Only the pictures are to be left out; set down the rest of the records exactly.

---- Records for the exercise

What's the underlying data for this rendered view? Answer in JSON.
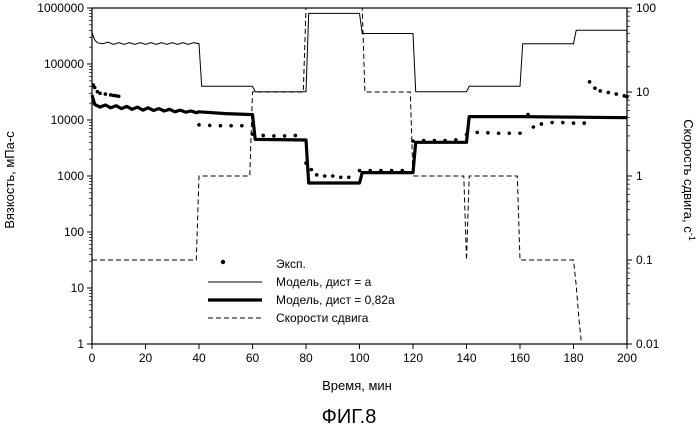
{
  "figure_label": "ФИГ.8",
  "chart_data": {
    "type": "line",
    "title": "",
    "xlabel": "Время, мин",
    "ylabel_left": "Вязкость, мПа-с",
    "ylabel_right": "Скорость сдвига, с",
    "ylabel_right_superscript": "-1",
    "xlim": [
      0,
      200
    ],
    "ylim_left": [
      1,
      1000000
    ],
    "ylim_right": [
      0.01,
      100
    ],
    "y_scale": "log",
    "x_ticks": [
      "0",
      "20",
      "40",
      "60",
      "80",
      "100",
      "120",
      "140",
      "160",
      "180",
      "200"
    ],
    "y_left_ticks": [
      "1",
      "10",
      "100",
      "1000",
      "10000",
      "100000",
      "1000000"
    ],
    "y_right_ticks": [
      "0.01",
      "0.1",
      "1",
      "10",
      "100"
    ],
    "legend_position": "center-left",
    "series": [
      {
        "name": "Эксп.",
        "style": "dots",
        "points": [
          [
            0.5,
            42000
          ],
          [
            1,
            38000
          ],
          [
            2,
            32000
          ],
          [
            3,
            30000
          ],
          [
            5,
            29000
          ],
          [
            7,
            28000
          ],
          [
            8,
            27500
          ],
          [
            9,
            27000
          ],
          [
            10,
            26500
          ],
          [
            40,
            8200
          ],
          [
            44,
            8000
          ],
          [
            48,
            7900
          ],
          [
            52,
            7900
          ],
          [
            56,
            7900
          ],
          [
            60,
            5600
          ],
          [
            64,
            5300
          ],
          [
            68,
            5200
          ],
          [
            72,
            5200
          ],
          [
            76,
            5300
          ],
          [
            80,
            1700
          ],
          [
            82,
            1300
          ],
          [
            84,
            1050
          ],
          [
            87,
            1000
          ],
          [
            90,
            1000
          ],
          [
            93,
            950
          ],
          [
            96,
            950
          ],
          [
            100,
            1250
          ],
          [
            104,
            1250
          ],
          [
            108,
            1250
          ],
          [
            112,
            1250
          ],
          [
            116,
            1250
          ],
          [
            120,
            4200
          ],
          [
            124,
            4300
          ],
          [
            128,
            4300
          ],
          [
            132,
            4300
          ],
          [
            136,
            4400
          ],
          [
            140,
            5500
          ],
          [
            144,
            6000
          ],
          [
            148,
            5900
          ],
          [
            152,
            5800
          ],
          [
            156,
            5800
          ],
          [
            160,
            5800
          ],
          [
            163,
            12500
          ],
          [
            165,
            7500
          ],
          [
            168,
            8500
          ],
          [
            172,
            9000
          ],
          [
            176,
            9000
          ],
          [
            180,
            8800
          ],
          [
            184,
            8800
          ],
          [
            186,
            48000
          ],
          [
            188,
            37000
          ],
          [
            190,
            33000
          ],
          [
            193,
            31000
          ],
          [
            196,
            29000
          ],
          [
            199,
            27000
          ],
          [
            200,
            26000
          ]
        ]
      },
      {
        "name": "Модель, дист = a",
        "style": "thin",
        "points": [
          [
            0,
            360000
          ],
          [
            1,
            270000
          ],
          [
            2,
            240000
          ],
          [
            4,
            230000
          ],
          [
            6,
            245000
          ],
          [
            8,
            225000
          ],
          [
            10,
            240000
          ],
          [
            12,
            225000
          ],
          [
            14,
            240000
          ],
          [
            16,
            225000
          ],
          [
            18,
            240000
          ],
          [
            20,
            225000
          ],
          [
            22,
            240000
          ],
          [
            24,
            225000
          ],
          [
            26,
            240000
          ],
          [
            28,
            225000
          ],
          [
            30,
            240000
          ],
          [
            32,
            225000
          ],
          [
            34,
            240000
          ],
          [
            36,
            225000
          ],
          [
            38,
            240000
          ],
          [
            40,
            230000
          ],
          [
            41,
            40000
          ],
          [
            60,
            40000
          ],
          [
            61,
            32000
          ],
          [
            80,
            32000
          ],
          [
            81,
            800000
          ],
          [
            100,
            800000
          ],
          [
            101,
            350000
          ],
          [
            120,
            350000
          ],
          [
            121,
            32000
          ],
          [
            140,
            32000
          ],
          [
            141,
            40000
          ],
          [
            160,
            40000
          ],
          [
            161,
            230000
          ],
          [
            180,
            230000
          ],
          [
            181,
            400000
          ],
          [
            200,
            400000
          ]
        ]
      },
      {
        "name": "Модель, дист = 0,82a",
        "style": "thick",
        "points": [
          [
            0,
            28000
          ],
          [
            1,
            19000
          ],
          [
            3,
            17000
          ],
          [
            5,
            18500
          ],
          [
            7,
            16500
          ],
          [
            9,
            18000
          ],
          [
            11,
            16000
          ],
          [
            13,
            17500
          ],
          [
            15,
            15500
          ],
          [
            17,
            17000
          ],
          [
            19,
            15000
          ],
          [
            21,
            16500
          ],
          [
            23,
            14800
          ],
          [
            25,
            16000
          ],
          [
            27,
            14500
          ],
          [
            29,
            15500
          ],
          [
            31,
            14000
          ],
          [
            33,
            15000
          ],
          [
            35,
            13800
          ],
          [
            37,
            14500
          ],
          [
            39,
            13500
          ],
          [
            40,
            14000
          ],
          [
            50,
            13000
          ],
          [
            60,
            12500
          ],
          [
            61,
            4500
          ],
          [
            80,
            4400
          ],
          [
            81,
            750
          ],
          [
            100,
            750
          ],
          [
            101,
            1150
          ],
          [
            120,
            1150
          ],
          [
            121,
            4000
          ],
          [
            140,
            4000
          ],
          [
            141,
            11500
          ],
          [
            160,
            11500
          ],
          [
            200,
            11000
          ]
        ]
      },
      {
        "name": "Скорости сдвига",
        "style": "dashed",
        "axis": "right",
        "points": [
          [
            0,
            0.1
          ],
          [
            39,
            0.1
          ],
          [
            40,
            1
          ],
          [
            59,
            1
          ],
          [
            60,
            10
          ],
          [
            79,
            10
          ],
          [
            80,
            100
          ],
          [
            101,
            100
          ],
          [
            102,
            10
          ],
          [
            119,
            10
          ],
          [
            120,
            1
          ],
          [
            139,
            1
          ],
          [
            140,
            0.1
          ],
          [
            141,
            1
          ],
          [
            159,
            1
          ],
          [
            160,
            0.1
          ],
          [
            180,
            0.1
          ],
          [
            181,
            0.05
          ],
          [
            182,
            0.02
          ],
          [
            183,
            0.01
          ]
        ]
      }
    ]
  }
}
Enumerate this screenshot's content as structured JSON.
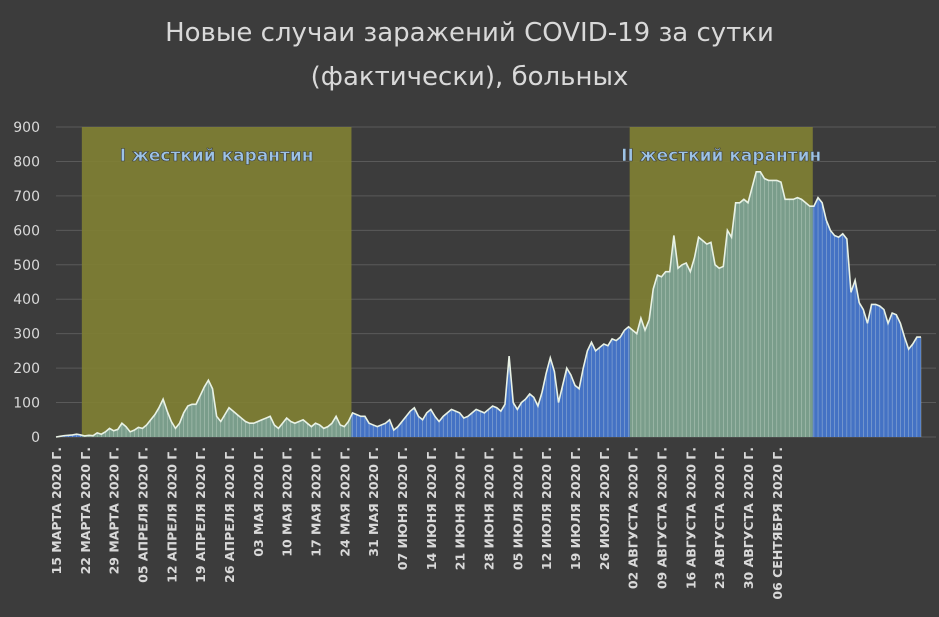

--------

[The completed task]:
What's the underlying data for this rendered view? Answer in JSON.
{
  "figure_label": "ФИГ.8",
  "chart_data": {
    "type": "line",
    "title": "",
    "xlabel": "Время, мин",
    "ylabel_left": "Вязкость, мПа-с",
    "ylabel_right": "Скорость сдвига, с",
    "ylabel_right_superscript": "-1",
    "xlim": [
      0,
      200
    ],
    "ylim_left": [
      1,
      1000000
    ],
    "ylim_right": [
      0.01,
      100
    ],
    "y_scale": "log",
    "x_ticks": [
      "0",
      "20",
      "40",
      "60",
      "80",
      "100",
      "120",
      "140",
      "160",
      "180",
      "200"
    ],
    "y_left_ticks": [
      "1",
      "10",
      "100",
      "1000",
      "10000",
      "100000",
      "1000000"
    ],
    "y_right_ticks": [
      "0.01",
      "0.1",
      "1",
      "10",
      "100"
    ],
    "legend_position": "center-left",
    "series": [
      {
        "name": "Эксп.",
        "style": "dots",
        "points": [
          [
            0.5,
            42000
          ],
          [
            1,
            38000
          ],
          [
            2,
            32000
          ],
          [
            3,
            30000
          ],
          [
            5,
            29000
          ],
          [
            7,
            28000
          ],
          [
            8,
            27500
          ],
          [
            9,
            27000
          ],
          [
            10,
            26500
          ],
          [
            40,
            8200
          ],
          [
            44,
            8000
          ],
          [
            48,
            7900
          ],
          [
            52,
            7900
          ],
          [
            56,
            7900
          ],
          [
            60,
            5600
          ],
          [
            64,
            5300
          ],
          [
            68,
            5200
          ],
          [
            72,
            5200
          ],
          [
            76,
            5300
          ],
          [
            80,
            1700
          ],
          [
            82,
            1300
          ],
          [
            84,
            1050
          ],
          [
            87,
            1000
          ],
          [
            90,
            1000
          ],
          [
            93,
            950
          ],
          [
            96,
            950
          ],
          [
            100,
            1250
          ],
          [
            104,
            1250
          ],
          [
            108,
            1250
          ],
          [
            112,
            1250
          ],
          [
            116,
            1250
          ],
          [
            120,
            4200
          ],
          [
            124,
            4300
          ],
          [
            128,
            4300
          ],
          [
            132,
            4300
          ],
          [
            136,
            4400
          ],
          [
            140,
            5500
          ],
          [
            144,
            6000
          ],
          [
            148,
            5900
          ],
          [
            152,
            5800
          ],
          [
            156,
            5800
          ],
          [
            160,
            5800
          ],
          [
            163,
            12500
          ],
          [
            165,
            7500
          ],
          [
            168,
            8500
          ],
          [
            172,
            9000
          ],
          [
            176,
            9000
          ],
          [
            180,
            8800
          ],
          [
            184,
            8800
          ],
          [
            186,
            48000
          ],
          [
            188,
            37000
          ],
          [
            190,
            33000
          ],
          [
            193,
            31000
          ],
          [
            196,
            29000
          ],
          [
            199,
            27000
          ],
          [
            200,
            26000
          ]
        ]
      },
      {
        "name": "Модель, дист = a",
        "style": "thin",
        "points": [
          [
            0,
            360000
          ],
          [
            1,
            270000
          ],
          [
            2,
            240000
          ],
          [
            4,
            230000
          ],
          [
            6,
            245000
          ],
          [
            8,
            225000
          ],
          [
            10,
            240000
          ],
          [
            12,
            225000
          ],
          [
            14,
            240000
          ],
          [
            16,
            225000
          ],
          [
            18,
            240000
          ],
          [
            20,
            225000
          ],
          [
            22,
            240000
          ],
          [
            24,
            225000
          ],
          [
            26,
            240000
          ],
          [
            28,
            225000
          ],
          [
            30,
            240000
          ],
          [
            32,
            225000
          ],
          [
            34,
            240000
          ],
          [
            36,
            225000
          ],
          [
            38,
            240000
          ],
          [
            40,
            230000
          ],
          [
            41,
            40000
          ],
          [
            60,
            40000
          ],
          [
            61,
            32000
          ],
          [
            80,
            32000
          ],
          [
            81,
            800000
          ],
          [
            100,
            800000
          ],
          [
            101,
            350000
          ],
          [
            120,
            350000
          ],
          [
            121,
            32000
          ],
          [
            140,
            32000
          ],
          [
            141,
            40000
          ],
          [
            160,
            40000
          ],
          [
            161,
            230000
          ],
          [
            180,
            230000
          ],
          [
            181,
            400000
          ],
          [
            200,
            400000
          ]
        ]
      },
      {
        "name": "Модель, дист = 0,82a",
        "style": "thick",
        "points": [
          [
            0,
            28000
          ],
          [
            1,
            19000
          ],
          [
            3,
            17000
          ],
          [
            5,
            18500
          ],
          [
            7,
            16500
          ],
          [
            9,
            18000
          ],
          [
            11,
            16000
          ],
          [
            13,
            17500
          ],
          [
            15,
            15500
          ],
          [
            17,
            17000
          ],
          [
            19,
            15000
          ],
          [
            21,
            16500
          ],
          [
            23,
            14800
          ],
          [
            25,
            16000
          ],
          [
            27,
            14500
          ],
          [
            29,
            15500
          ],
          [
            31,
            14000
          ],
          [
            33,
            15000
          ],
          [
            35,
            13800
          ],
          [
            37,
            14500
          ],
          [
            39,
            13500
          ],
          [
            40,
            14000
          ],
          [
            50,
            13000
          ],
          [
            60,
            12500
          ],
          [
            61,
            4500
          ],
          [
            80,
            4400
          ],
          [
            81,
            750
          ],
          [
            100,
            750
          ],
          [
            101,
            1150
          ],
          [
            120,
            1150
          ],
          [
            121,
            4000
          ],
          [
            140,
            4000
          ],
          [
            141,
            11500
          ],
          [
            160,
            11500
          ],
          [
            200,
            11000
          ]
        ]
      },
      {
        "name": "Скорости сдвига",
        "style": "dashed",
        "axis": "right",
        "points": [
          [
            0,
            0.1
          ],
          [
            39,
            0.1
          ],
          [
            40,
            1
          ],
          [
            59,
            1
          ],
          [
            60,
            10
          ],
          [
            79,
            10
          ],
          [
            80,
            100
          ],
          [
            101,
            100
          ],
          [
            102,
            10
          ],
          [
            119,
            10
          ],
          [
            120,
            1
          ],
          [
            139,
            1
          ],
          [
            140,
            0.1
          ],
          [
            141,
            1
          ],
          [
            159,
            1
          ],
          [
            160,
            0.1
          ],
          [
            180,
            0.1
          ],
          [
            181,
            0.05
          ],
          [
            182,
            0.02
          ],
          [
            183,
            0.01
          ]
        ]
      }
    ]
  }
}
Enumerate this screenshot's content as structured JSON.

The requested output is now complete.